§ STATED EXERCISE
Gather every line in the records below that contains the string "colorbar", and copy each such line in full.

§ GIVEN ENTRIES

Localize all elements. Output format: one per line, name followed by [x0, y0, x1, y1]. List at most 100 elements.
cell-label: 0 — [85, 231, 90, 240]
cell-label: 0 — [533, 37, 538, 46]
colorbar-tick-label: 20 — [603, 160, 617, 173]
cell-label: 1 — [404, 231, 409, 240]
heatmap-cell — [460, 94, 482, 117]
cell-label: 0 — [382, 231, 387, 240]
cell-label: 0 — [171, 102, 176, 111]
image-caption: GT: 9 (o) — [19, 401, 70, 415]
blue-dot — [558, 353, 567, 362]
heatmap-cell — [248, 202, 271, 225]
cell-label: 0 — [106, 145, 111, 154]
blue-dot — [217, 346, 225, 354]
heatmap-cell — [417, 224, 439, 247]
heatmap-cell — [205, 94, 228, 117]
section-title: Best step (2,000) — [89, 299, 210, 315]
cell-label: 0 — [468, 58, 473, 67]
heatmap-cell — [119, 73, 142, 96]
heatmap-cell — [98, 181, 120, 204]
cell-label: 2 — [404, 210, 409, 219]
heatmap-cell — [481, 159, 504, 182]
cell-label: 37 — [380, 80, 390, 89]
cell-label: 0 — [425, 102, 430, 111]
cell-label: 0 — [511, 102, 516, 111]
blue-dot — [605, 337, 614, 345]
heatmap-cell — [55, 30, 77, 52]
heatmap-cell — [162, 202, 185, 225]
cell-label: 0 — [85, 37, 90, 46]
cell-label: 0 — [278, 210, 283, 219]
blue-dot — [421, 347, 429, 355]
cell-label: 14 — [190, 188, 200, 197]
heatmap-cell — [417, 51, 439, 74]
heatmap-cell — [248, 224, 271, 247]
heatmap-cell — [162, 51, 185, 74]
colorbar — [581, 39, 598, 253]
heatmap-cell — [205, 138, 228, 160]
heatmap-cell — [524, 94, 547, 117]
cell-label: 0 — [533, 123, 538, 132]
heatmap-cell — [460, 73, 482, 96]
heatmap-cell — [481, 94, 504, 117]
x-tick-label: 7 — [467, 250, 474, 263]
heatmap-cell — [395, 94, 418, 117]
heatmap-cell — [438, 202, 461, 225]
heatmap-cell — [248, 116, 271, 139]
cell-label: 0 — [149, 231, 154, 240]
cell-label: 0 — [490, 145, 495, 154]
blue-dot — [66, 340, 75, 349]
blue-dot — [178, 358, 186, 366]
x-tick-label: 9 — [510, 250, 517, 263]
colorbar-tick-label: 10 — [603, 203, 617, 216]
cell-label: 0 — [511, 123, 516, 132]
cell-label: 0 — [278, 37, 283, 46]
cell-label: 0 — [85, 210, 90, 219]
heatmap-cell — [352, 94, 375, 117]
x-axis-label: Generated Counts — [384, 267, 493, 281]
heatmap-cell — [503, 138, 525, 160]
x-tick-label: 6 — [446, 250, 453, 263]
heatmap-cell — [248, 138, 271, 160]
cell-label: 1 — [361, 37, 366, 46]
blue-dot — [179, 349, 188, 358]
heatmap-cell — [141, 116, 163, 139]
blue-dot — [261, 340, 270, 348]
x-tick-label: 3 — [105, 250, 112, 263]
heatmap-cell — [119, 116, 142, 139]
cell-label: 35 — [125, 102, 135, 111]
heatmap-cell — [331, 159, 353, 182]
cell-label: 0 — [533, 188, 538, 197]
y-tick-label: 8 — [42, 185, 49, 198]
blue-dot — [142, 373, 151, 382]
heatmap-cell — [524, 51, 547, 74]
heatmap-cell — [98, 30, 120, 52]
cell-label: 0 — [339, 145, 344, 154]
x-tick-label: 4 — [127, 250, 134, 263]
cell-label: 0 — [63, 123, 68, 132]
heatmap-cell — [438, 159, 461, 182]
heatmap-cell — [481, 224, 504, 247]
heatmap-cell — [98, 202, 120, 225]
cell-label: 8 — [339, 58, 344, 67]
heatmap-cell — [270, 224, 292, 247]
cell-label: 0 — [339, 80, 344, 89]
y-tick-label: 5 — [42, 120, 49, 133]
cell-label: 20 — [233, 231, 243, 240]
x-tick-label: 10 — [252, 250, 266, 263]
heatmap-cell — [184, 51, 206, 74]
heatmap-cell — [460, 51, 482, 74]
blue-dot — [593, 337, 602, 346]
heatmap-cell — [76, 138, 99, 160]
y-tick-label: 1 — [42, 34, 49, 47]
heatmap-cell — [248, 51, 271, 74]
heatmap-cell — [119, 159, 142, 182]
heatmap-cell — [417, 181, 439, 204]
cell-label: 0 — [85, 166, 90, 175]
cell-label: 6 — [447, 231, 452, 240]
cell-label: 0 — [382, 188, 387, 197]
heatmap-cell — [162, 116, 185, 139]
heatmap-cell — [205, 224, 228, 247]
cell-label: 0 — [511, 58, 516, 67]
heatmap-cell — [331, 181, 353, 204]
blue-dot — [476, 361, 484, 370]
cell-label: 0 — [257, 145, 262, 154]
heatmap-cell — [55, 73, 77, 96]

§ OUTPUT FOR THIS EXERCISE
colorbar-tick-label: 20 — [603, 160, 617, 173]
colorbar — [581, 39, 598, 253]
colorbar-tick-label: 10 — [603, 203, 617, 216]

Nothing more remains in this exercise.